*STATED EXERCISE:*
Look through the data below and count each line where the word "gjenstander" appears. Reply with the count alone.

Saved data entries
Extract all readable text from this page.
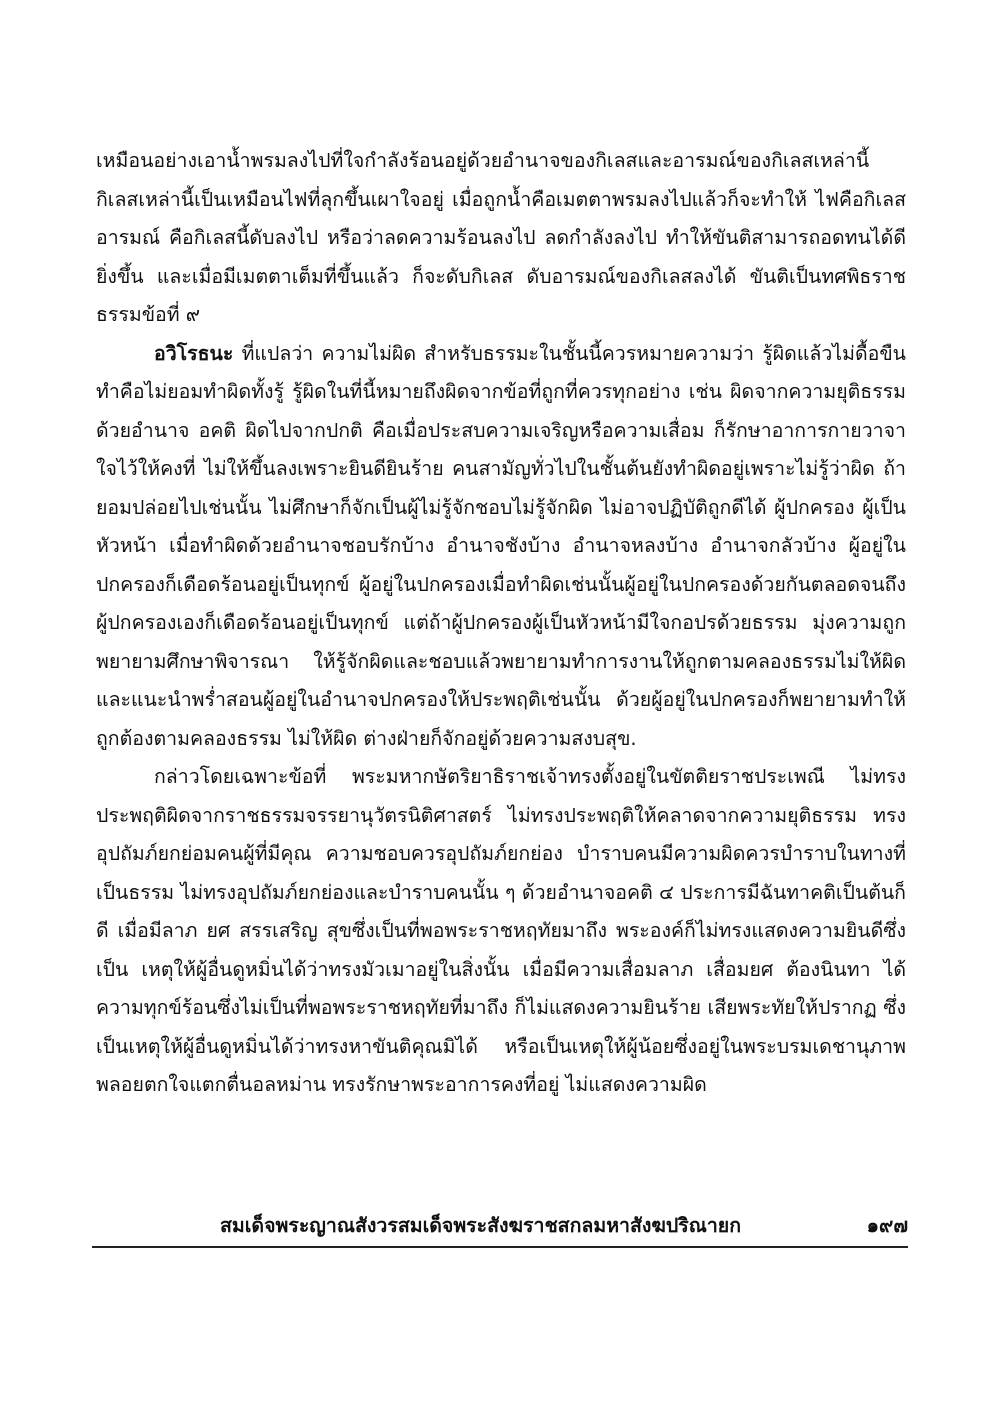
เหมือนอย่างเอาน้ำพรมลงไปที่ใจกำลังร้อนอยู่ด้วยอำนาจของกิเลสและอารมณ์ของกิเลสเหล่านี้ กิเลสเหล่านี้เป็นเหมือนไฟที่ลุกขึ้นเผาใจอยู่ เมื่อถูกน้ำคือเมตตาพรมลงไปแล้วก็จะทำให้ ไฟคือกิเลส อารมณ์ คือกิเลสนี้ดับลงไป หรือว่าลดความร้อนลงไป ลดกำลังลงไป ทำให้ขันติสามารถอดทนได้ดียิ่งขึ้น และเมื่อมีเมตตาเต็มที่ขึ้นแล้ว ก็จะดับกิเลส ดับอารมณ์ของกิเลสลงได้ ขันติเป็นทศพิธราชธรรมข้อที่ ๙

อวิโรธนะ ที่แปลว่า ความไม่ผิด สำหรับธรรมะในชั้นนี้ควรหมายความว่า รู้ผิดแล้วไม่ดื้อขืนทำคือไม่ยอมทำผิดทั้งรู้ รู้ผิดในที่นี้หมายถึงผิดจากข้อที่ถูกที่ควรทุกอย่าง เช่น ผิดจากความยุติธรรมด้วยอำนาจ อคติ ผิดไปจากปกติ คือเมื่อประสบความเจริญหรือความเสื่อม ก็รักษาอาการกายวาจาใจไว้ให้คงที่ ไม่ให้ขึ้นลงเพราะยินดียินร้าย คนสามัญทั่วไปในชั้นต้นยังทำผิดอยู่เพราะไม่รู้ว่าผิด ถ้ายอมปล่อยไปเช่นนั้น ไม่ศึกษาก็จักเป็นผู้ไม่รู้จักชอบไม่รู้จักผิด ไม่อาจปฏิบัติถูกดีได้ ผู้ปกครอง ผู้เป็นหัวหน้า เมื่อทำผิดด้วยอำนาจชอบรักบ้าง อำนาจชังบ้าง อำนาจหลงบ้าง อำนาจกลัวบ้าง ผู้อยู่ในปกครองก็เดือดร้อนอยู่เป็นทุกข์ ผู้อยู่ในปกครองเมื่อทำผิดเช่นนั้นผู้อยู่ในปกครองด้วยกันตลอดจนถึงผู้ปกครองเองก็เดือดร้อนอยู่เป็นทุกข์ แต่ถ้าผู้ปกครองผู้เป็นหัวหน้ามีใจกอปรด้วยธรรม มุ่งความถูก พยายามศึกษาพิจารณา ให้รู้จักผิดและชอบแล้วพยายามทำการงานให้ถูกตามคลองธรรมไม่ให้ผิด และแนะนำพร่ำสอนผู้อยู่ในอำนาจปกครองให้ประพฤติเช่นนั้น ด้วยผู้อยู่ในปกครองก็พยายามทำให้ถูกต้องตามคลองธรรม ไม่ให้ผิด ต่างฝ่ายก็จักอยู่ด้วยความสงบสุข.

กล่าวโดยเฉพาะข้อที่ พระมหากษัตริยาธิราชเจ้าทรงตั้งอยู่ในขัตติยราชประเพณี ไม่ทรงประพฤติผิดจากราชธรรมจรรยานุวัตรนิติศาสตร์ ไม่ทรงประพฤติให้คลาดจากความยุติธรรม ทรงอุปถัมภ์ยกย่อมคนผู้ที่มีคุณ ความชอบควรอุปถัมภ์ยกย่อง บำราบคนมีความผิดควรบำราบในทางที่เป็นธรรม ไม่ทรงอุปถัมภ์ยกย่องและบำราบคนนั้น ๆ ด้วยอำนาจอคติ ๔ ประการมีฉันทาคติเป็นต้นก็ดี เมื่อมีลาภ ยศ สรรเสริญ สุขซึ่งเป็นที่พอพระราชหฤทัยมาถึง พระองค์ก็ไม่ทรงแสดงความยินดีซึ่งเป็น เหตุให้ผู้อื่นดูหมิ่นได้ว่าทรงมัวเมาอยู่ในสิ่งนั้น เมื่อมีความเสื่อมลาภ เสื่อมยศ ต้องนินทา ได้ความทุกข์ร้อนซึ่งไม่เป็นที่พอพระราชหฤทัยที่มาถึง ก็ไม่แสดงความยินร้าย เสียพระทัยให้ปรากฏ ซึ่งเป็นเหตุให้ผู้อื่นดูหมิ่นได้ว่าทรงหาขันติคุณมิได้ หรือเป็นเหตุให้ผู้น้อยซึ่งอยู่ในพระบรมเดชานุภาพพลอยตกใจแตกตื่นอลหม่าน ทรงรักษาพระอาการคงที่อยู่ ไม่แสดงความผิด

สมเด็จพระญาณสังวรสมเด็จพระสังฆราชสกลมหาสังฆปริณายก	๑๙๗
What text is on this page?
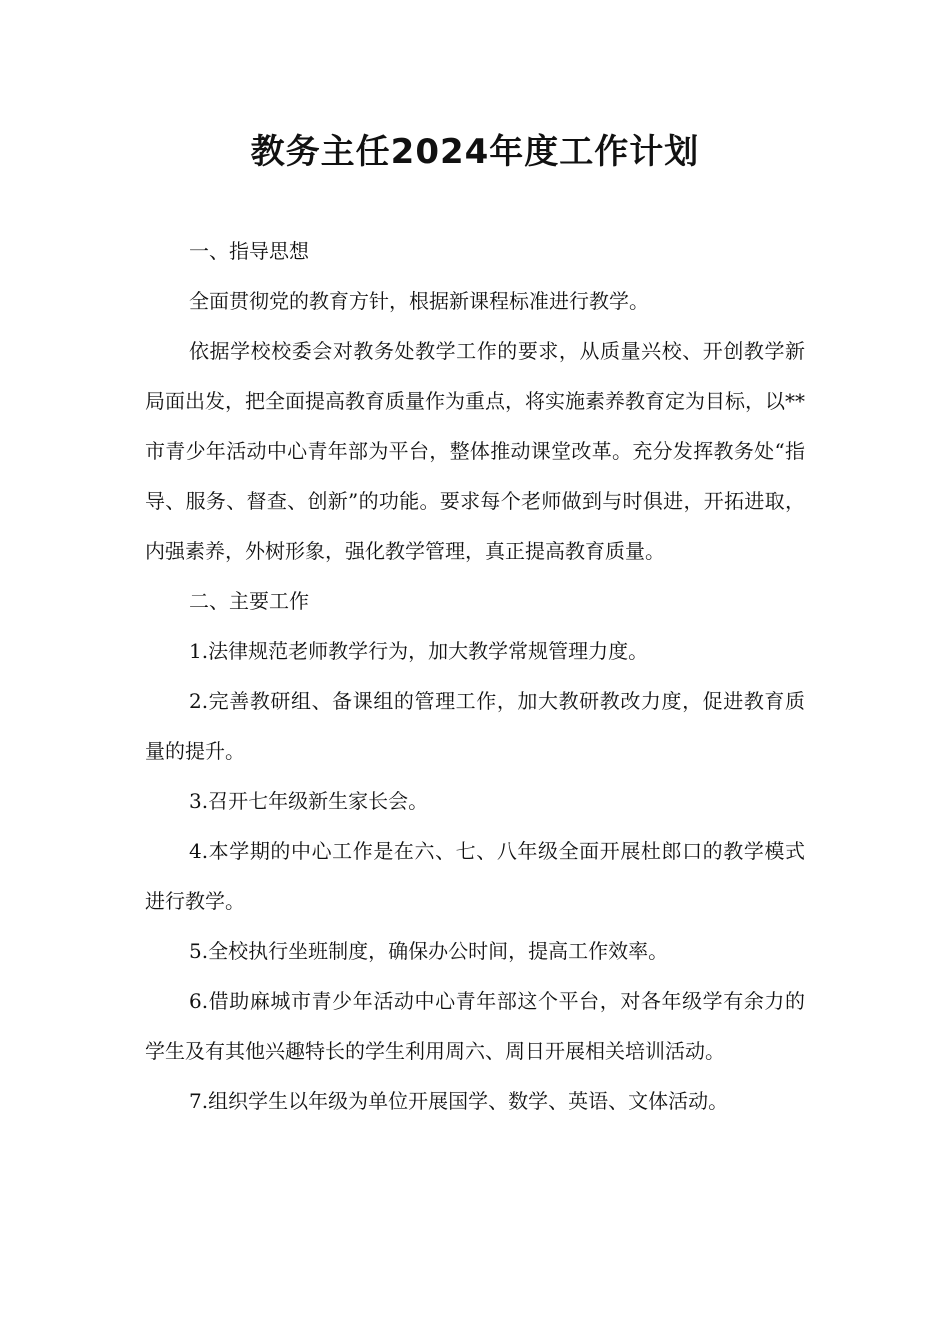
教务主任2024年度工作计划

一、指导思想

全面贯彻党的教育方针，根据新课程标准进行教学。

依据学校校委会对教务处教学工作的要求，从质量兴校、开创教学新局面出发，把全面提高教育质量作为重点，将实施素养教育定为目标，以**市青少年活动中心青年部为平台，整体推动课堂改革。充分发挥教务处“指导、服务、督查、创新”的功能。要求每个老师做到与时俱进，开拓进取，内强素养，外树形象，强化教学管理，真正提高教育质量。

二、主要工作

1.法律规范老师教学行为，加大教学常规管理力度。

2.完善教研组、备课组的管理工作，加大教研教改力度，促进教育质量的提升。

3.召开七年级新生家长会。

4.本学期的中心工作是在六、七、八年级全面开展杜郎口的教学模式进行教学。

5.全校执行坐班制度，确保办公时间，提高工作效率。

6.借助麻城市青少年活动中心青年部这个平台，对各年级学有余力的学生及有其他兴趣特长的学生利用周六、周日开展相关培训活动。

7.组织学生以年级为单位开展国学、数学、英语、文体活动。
--
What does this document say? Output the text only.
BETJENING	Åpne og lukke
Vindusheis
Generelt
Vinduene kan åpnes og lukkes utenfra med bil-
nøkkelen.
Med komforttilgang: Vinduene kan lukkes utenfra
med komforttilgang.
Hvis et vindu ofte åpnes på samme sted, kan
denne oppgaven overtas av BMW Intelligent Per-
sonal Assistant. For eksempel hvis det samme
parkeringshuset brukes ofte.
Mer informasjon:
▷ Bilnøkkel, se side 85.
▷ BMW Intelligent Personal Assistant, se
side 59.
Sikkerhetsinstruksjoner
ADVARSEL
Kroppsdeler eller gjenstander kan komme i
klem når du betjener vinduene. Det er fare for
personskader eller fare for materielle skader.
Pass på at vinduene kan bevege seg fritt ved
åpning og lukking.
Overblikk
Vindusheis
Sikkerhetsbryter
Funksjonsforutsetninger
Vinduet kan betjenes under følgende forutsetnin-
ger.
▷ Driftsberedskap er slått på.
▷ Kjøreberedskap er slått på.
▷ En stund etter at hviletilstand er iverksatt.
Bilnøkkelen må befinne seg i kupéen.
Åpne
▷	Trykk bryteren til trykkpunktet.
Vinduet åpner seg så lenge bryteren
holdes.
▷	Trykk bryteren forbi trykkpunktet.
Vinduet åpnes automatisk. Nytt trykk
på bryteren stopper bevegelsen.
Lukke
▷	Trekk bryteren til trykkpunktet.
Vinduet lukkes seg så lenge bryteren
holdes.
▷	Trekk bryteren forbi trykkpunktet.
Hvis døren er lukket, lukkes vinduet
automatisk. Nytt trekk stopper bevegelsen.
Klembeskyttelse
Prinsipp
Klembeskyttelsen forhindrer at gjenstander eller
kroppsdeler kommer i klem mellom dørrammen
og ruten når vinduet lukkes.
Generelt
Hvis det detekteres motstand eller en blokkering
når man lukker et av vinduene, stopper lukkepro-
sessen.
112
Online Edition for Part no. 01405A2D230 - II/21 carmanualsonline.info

*EXERCISE SOLUTION:*
2